# WHAT THE TASK REQUIRES
Each line below should be reproduced without any alteration.
* Start EXERCISE MATERIALS *
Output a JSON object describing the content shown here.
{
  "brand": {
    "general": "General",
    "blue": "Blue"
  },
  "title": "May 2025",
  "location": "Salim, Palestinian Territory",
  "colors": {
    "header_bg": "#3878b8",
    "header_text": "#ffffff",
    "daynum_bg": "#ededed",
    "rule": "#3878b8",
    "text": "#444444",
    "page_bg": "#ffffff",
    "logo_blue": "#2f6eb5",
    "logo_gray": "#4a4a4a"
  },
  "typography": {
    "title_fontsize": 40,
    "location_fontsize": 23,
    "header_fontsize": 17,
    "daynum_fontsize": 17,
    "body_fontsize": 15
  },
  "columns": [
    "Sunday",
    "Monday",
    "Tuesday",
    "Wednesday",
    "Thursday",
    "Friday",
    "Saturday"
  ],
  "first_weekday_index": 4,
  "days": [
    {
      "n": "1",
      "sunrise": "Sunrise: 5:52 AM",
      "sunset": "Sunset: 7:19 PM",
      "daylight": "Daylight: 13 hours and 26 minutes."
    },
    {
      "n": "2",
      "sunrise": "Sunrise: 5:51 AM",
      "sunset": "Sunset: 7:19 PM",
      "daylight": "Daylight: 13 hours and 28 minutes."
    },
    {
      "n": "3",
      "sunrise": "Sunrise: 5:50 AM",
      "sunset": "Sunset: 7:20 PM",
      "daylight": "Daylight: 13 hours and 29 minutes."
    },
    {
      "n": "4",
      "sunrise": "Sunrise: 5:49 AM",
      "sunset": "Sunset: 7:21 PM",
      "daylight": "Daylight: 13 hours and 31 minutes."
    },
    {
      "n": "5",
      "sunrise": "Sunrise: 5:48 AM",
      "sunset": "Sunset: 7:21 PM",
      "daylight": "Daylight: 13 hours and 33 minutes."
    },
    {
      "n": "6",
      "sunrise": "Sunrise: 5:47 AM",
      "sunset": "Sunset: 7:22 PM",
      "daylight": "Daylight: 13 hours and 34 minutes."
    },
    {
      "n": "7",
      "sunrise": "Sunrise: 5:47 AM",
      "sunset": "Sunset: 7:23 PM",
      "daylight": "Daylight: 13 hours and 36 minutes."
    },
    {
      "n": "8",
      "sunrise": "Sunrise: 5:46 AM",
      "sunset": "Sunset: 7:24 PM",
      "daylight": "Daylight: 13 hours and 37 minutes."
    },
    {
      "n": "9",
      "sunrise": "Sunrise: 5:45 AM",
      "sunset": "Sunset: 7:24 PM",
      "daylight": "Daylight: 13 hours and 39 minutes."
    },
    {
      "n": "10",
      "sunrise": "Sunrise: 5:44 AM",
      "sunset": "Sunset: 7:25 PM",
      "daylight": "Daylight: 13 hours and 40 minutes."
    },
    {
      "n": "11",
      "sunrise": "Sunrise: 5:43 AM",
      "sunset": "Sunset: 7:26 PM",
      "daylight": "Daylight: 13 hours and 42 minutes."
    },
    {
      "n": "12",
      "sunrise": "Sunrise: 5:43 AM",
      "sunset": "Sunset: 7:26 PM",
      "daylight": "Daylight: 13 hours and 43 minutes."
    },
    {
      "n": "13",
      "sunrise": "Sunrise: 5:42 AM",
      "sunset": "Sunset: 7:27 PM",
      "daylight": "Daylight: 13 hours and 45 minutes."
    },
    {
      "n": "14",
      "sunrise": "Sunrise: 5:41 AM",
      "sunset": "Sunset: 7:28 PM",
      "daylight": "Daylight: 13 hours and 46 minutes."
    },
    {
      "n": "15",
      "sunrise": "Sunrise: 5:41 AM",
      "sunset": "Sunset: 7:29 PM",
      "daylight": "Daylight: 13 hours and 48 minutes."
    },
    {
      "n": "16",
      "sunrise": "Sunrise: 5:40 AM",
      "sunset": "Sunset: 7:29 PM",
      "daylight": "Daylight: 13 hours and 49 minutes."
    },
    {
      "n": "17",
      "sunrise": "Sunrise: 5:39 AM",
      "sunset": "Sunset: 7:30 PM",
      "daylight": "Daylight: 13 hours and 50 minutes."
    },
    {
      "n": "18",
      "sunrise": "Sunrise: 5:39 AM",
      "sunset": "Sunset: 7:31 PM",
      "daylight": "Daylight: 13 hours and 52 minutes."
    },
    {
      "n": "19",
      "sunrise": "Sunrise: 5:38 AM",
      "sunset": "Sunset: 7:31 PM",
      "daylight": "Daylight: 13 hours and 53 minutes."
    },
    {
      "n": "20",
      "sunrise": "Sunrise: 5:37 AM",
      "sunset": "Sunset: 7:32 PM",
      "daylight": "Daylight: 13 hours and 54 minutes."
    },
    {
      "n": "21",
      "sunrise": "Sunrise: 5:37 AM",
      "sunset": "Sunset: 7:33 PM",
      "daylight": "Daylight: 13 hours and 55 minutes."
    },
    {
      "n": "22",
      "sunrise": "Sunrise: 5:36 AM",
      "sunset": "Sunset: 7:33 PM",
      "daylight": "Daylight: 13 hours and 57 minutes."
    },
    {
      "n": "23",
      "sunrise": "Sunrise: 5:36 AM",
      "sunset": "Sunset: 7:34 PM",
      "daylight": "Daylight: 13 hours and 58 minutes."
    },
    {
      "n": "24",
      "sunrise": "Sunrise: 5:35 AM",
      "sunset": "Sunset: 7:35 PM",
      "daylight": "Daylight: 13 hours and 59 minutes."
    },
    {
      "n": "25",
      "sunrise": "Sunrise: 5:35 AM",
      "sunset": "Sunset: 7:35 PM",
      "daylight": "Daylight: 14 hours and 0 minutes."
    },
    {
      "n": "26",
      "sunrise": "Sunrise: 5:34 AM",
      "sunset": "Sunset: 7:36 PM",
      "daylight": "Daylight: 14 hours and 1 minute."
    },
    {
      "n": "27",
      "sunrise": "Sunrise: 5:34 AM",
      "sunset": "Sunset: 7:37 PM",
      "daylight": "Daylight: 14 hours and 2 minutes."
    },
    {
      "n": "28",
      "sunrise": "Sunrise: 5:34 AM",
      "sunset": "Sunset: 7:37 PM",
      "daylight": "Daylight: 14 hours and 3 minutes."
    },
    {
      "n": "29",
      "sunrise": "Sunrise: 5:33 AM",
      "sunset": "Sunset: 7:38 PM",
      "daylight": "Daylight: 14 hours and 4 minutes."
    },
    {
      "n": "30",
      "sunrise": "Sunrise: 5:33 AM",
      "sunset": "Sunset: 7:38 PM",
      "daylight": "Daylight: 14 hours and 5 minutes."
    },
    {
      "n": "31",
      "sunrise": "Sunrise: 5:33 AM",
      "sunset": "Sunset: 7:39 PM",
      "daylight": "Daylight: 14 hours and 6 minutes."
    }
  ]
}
* End EXERCISE MATERIALS *
# EXPECTED OUTPUT
Output a JSON object describing the content shown here.
{
  "brand": {
    "general": "General",
    "blue": "Blue"
  },
  "title": "May 2025",
  "location": "Salim, Palestinian Territory",
  "colors": {
    "header_bg": "#3878b8",
    "header_text": "#ffffff",
    "daynum_bg": "#ededed",
    "rule": "#3878b8",
    "text": "#444444",
    "page_bg": "#ffffff",
    "logo_blue": "#2f6eb5",
    "logo_gray": "#4a4a4a"
  },
  "typography": {
    "title_fontsize": 40,
    "location_fontsize": 23,
    "header_fontsize": 17,
    "daynum_fontsize": 17,
    "body_fontsize": 15
  },
  "columns": [
    "Sunday",
    "Monday",
    "Tuesday",
    "Wednesday",
    "Thursday",
    "Friday",
    "Saturday"
  ],
  "first_weekday_index": 4,
  "days": [
    {
      "n": "1",
      "sunrise": "Sunrise: 5:52 AM",
      "sunset": "Sunset: 7:19 PM",
      "daylight": "Daylight: 13 hours and 26 minutes."
    },
    {
      "n": "2",
      "sunrise": "Sunrise: 5:51 AM",
      "sunset": "Sunset: 7:19 PM",
      "daylight": "Daylight: 13 hours and 28 minutes."
    },
    {
      "n": "3",
      "sunrise": "Sunrise: 5:50 AM",
      "sunset": "Sunset: 7:20 PM",
      "daylight": "Daylight: 13 hours and 29 minutes."
    },
    {
      "n": "4",
      "sunrise": "Sunrise: 5:49 AM",
      "sunset": "Sunset: 7:21 PM",
      "daylight": "Daylight: 13 hours and 31 minutes."
    },
    {
      "n": "5",
      "sunrise": "Sunrise: 5:48 AM",
      "sunset": "Sunset: 7:21 PM",
      "daylight": "Daylight: 13 hours and 33 minutes."
    },
    {
      "n": "6",
      "sunrise": "Sunrise: 5:47 AM",
      "sunset": "Sunset: 7:22 PM",
      "daylight": "Daylight: 13 hours and 34 minutes."
    },
    {
      "n": "7",
      "sunrise": "Sunrise: 5:47 AM",
      "sunset": "Sunset: 7:23 PM",
      "daylight": "Daylight: 13 hours and 36 minutes."
    },
    {
      "n": "8",
      "sunrise": "Sunrise: 5:46 AM",
      "sunset": "Sunset: 7:24 PM",
      "daylight": "Daylight: 13 hours and 37 minutes."
    },
    {
      "n": "9",
      "sunrise": "Sunrise: 5:45 AM",
      "sunset": "Sunset: 7:24 PM",
      "daylight": "Daylight: 13 hours and 39 minutes."
    },
    {
      "n": "10",
      "sunrise": "Sunrise: 5:44 AM",
      "sunset": "Sunset: 7:25 PM",
      "daylight": "Daylight: 13 hours and 40 minutes."
    },
    {
      "n": "11",
      "sunrise": "Sunrise: 5:43 AM",
      "sunset": "Sunset: 7:26 PM",
      "daylight": "Daylight: 13 hours and 42 minutes."
    },
    {
      "n": "12",
      "sunrise": "Sunrise: 5:43 AM",
      "sunset": "Sunset: 7:26 PM",
      "daylight": "Daylight: 13 hours and 43 minutes."
    },
    {
      "n": "13",
      "sunrise": "Sunrise: 5:42 AM",
      "sunset": "Sunset: 7:27 PM",
      "daylight": "Daylight: 13 hours and 45 minutes."
    },
    {
      "n": "14",
      "sunrise": "Sunrise: 5:41 AM",
      "sunset": "Sunset: 7:28 PM",
      "daylight": "Daylight: 13 hours and 46 minutes."
    },
    {
      "n": "15",
      "sunrise": "Sunrise: 5:41 AM",
      "sunset": "Sunset: 7:29 PM",
      "daylight": "Daylight: 13 hours and 48 minutes."
    },
    {
      "n": "16",
      "sunrise": "Sunrise: 5:40 AM",
      "sunset": "Sunset: 7:29 PM",
      "daylight": "Daylight: 13 hours and 49 minutes."
    },
    {
      "n": "17",
      "sunrise": "Sunrise: 5:39 AM",
      "sunset": "Sunset: 7:30 PM",
      "daylight": "Daylight: 13 hours and 50 minutes."
    },
    {
      "n": "18",
      "sunrise": "Sunrise: 5:39 AM",
      "sunset": "Sunset: 7:31 PM",
      "daylight": "Daylight: 13 hours and 52 minutes."
    },
    {
      "n": "19",
      "sunrise": "Sunrise: 5:38 AM",
      "sunset": "Sunset: 7:31 PM",
      "daylight": "Daylight: 13 hours and 53 minutes."
    },
    {
      "n": "20",
      "sunrise": "Sunrise: 5:37 AM",
      "sunset": "Sunset: 7:32 PM",
      "daylight": "Daylight: 13 hours and 54 minutes."
    },
    {
      "n": "21",
      "sunrise": "Sunrise: 5:37 AM",
      "sunset": "Sunset: 7:33 PM",
      "daylight": "Daylight: 13 hours and 55 minutes."
    },
    {
      "n": "22",
      "sunrise": "Sunrise: 5:36 AM",
      "sunset": "Sunset: 7:33 PM",
      "daylight": "Daylight: 13 hours and 57 minutes."
    },
    {
      "n": "23",
      "sunrise": "Sunrise: 5:36 AM",
      "sunset": "Sunset: 7:34 PM",
      "daylight": "Daylight: 13 hours and 58 minutes."
    },
    {
      "n": "24",
      "sunrise": "Sunrise: 5:35 AM",
      "sunset": "Sunset: 7:35 PM",
      "daylight": "Daylight: 13 hours and 59 minutes."
    },
    {
      "n": "25",
      "sunrise": "Sunrise: 5:35 AM",
      "sunset": "Sunset: 7:35 PM",
      "daylight": "Daylight: 14 hours and 0 minutes."
    },
    {
      "n": "26",
      "sunrise": "Sunrise: 5:34 AM",
      "sunset": "Sunset: 7:36 PM",
      "daylight": "Daylight: 14 hours and 1 minute."
    },
    {
      "n": "27",
      "sunrise": "Sunrise: 5:34 AM",
      "sunset": "Sunset: 7:37 PM",
      "daylight": "Daylight: 14 hours and 2 minutes."
    },
    {
      "n": "28",
      "sunrise": "Sunrise: 5:34 AM",
      "sunset": "Sunset: 7:37 PM",
      "daylight": "Daylight: 14 hours and 3 minutes."
    },
    {
      "n": "29",
      "sunrise": "Sunrise: 5:33 AM",
      "sunset": "Sunset: 7:38 PM",
      "daylight": "Daylight: 14 hours and 4 minutes."
    },
    {
      "n": "30",
      "sunrise": "Sunrise: 5:33 AM",
      "sunset": "Sunset: 7:38 PM",
      "daylight": "Daylight: 14 hours and 5 minutes."
    },
    {
      "n": "31",
      "sunrise": "Sunrise: 5:33 AM",
      "sunset": "Sunset: 7:39 PM",
      "daylight": "Daylight: 14 hours and 6 minutes."
    }
  ]
}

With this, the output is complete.